-- BEGIN Provided entries --
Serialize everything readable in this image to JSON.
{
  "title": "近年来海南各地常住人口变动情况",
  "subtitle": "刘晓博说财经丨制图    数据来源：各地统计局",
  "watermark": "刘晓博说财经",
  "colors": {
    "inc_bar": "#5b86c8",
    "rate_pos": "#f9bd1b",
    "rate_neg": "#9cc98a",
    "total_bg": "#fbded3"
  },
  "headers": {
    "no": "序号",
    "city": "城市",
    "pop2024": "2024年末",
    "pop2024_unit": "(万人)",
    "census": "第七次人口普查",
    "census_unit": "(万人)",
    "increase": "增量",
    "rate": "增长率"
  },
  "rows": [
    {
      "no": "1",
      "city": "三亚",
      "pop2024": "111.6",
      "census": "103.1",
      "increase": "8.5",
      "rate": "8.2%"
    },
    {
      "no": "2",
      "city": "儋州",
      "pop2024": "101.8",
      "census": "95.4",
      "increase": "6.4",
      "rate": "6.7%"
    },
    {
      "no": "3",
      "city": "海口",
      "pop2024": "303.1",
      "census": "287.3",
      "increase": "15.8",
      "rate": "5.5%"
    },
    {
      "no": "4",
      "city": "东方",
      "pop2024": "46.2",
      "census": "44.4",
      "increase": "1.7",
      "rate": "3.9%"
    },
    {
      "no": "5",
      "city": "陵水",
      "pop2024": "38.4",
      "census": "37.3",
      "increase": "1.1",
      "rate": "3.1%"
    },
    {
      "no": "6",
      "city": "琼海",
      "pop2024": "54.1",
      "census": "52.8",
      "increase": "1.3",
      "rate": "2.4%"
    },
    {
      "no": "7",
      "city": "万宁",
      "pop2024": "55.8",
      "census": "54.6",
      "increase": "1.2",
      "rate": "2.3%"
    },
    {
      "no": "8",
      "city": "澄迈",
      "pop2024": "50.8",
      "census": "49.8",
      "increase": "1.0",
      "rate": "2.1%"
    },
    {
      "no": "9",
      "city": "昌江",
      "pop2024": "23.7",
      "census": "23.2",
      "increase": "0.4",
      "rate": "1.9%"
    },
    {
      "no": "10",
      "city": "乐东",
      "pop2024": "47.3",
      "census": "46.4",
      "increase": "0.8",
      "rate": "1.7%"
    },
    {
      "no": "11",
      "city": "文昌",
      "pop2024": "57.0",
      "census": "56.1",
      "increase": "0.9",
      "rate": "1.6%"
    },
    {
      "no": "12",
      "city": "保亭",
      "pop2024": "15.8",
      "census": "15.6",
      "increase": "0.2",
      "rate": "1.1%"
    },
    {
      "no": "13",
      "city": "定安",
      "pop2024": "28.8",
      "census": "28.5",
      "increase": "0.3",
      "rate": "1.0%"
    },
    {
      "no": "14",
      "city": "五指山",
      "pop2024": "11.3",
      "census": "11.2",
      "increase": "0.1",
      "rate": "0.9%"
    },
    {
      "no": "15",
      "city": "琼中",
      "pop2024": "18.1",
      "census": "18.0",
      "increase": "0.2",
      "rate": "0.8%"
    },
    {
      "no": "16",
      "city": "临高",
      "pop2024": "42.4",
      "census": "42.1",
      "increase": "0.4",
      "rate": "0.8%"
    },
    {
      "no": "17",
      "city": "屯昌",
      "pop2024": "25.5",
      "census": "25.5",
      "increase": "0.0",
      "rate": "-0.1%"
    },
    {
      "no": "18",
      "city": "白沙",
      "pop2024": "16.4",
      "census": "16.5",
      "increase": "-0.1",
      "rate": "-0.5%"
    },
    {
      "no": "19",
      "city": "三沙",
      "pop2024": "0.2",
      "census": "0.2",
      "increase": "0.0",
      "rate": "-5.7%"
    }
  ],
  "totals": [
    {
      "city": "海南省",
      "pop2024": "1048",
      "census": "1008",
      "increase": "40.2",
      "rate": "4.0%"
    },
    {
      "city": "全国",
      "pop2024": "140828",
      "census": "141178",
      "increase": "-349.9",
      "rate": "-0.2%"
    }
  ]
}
-- END Provided entries --
What is expected => Output each record precisely as given.

Full output =>
Serialize everything readable in this image to JSON.
{
  "title": "近年来海南各地常住人口变动情况",
  "subtitle": "刘晓博说财经丨制图    数据来源：各地统计局",
  "watermark": "刘晓博说财经",
  "colors": {
    "inc_bar": "#5b86c8",
    "rate_pos": "#f9bd1b",
    "rate_neg": "#9cc98a",
    "total_bg": "#fbded3"
  },
  "headers": {
    "no": "序号",
    "city": "城市",
    "pop2024": "2024年末",
    "pop2024_unit": "(万人)",
    "census": "第七次人口普查",
    "census_unit": "(万人)",
    "increase": "增量",
    "rate": "增长率"
  },
  "rows": [
    {
      "no": "1",
      "city": "三亚",
      "pop2024": "111.6",
      "census": "103.1",
      "increase": "8.5",
      "rate": "8.2%"
    },
    {
      "no": "2",
      "city": "儋州",
      "pop2024": "101.8",
      "census": "95.4",
      "increase": "6.4",
      "rate": "6.7%"
    },
    {
      "no": "3",
      "city": "海口",
      "pop2024": "303.1",
      "census": "287.3",
      "increase": "15.8",
      "rate": "5.5%"
    },
    {
      "no": "4",
      "city": "东方",
      "pop2024": "46.2",
      "census": "44.4",
      "increase": "1.7",
      "rate": "3.9%"
    },
    {
      "no": "5",
      "city": "陵水",
      "pop2024": "38.4",
      "census": "37.3",
      "increase": "1.1",
      "rate": "3.1%"
    },
    {
      "no": "6",
      "city": "琼海",
      "pop2024": "54.1",
      "census": "52.8",
      "increase": "1.3",
      "rate": "2.4%"
    },
    {
      "no": "7",
      "city": "万宁",
      "pop2024": "55.8",
      "census": "54.6",
      "increase": "1.2",
      "rate": "2.3%"
    },
    {
      "no": "8",
      "city": "澄迈",
      "pop2024": "50.8",
      "census": "49.8",
      "increase": "1.0",
      "rate": "2.1%"
    },
    {
      "no": "9",
      "city": "昌江",
      "pop2024": "23.7",
      "census": "23.2",
      "increase": "0.4",
      "rate": "1.9%"
    },
    {
      "no": "10",
      "city": "乐东",
      "pop2024": "47.3",
      "census": "46.4",
      "increase": "0.8",
      "rate": "1.7%"
    },
    {
      "no": "11",
      "city": "文昌",
      "pop2024": "57.0",
      "census": "56.1",
      "increase": "0.9",
      "rate": "1.6%"
    },
    {
      "no": "12",
      "city": "保亭",
      "pop2024": "15.8",
      "census": "15.6",
      "increase": "0.2",
      "rate": "1.1%"
    },
    {
      "no": "13",
      "city": "定安",
      "pop2024": "28.8",
      "census": "28.5",
      "increase": "0.3",
      "rate": "1.0%"
    },
    {
      "no": "14",
      "city": "五指山",
      "pop2024": "11.3",
      "census": "11.2",
      "increase": "0.1",
      "rate": "0.9%"
    },
    {
      "no": "15",
      "city": "琼中",
      "pop2024": "18.1",
      "census": "18.0",
      "increase": "0.2",
      "rate": "0.8%"
    },
    {
      "no": "16",
      "city": "临高",
      "pop2024": "42.4",
      "census": "42.1",
      "increase": "0.4",
      "rate": "0.8%"
    },
    {
      "no": "17",
      "city": "屯昌",
      "pop2024": "25.5",
      "census": "25.5",
      "increase": "0.0",
      "rate": "-0.1%"
    },
    {
      "no": "18",
      "city": "白沙",
      "pop2024": "16.4",
      "census": "16.5",
      "increase": "-0.1",
      "rate": "-0.5%"
    },
    {
      "no": "19",
      "city": "三沙",
      "pop2024": "0.2",
      "census": "0.2",
      "increase": "0.0",
      "rate": "-5.7%"
    }
  ],
  "totals": [
    {
      "city": "海南省",
      "pop2024": "1048",
      "census": "1008",
      "increase": "40.2",
      "rate": "4.0%"
    },
    {
      "city": "全国",
      "pop2024": "140828",
      "census": "141178",
      "increase": "-349.9",
      "rate": "-0.2%"
    }
  ]
}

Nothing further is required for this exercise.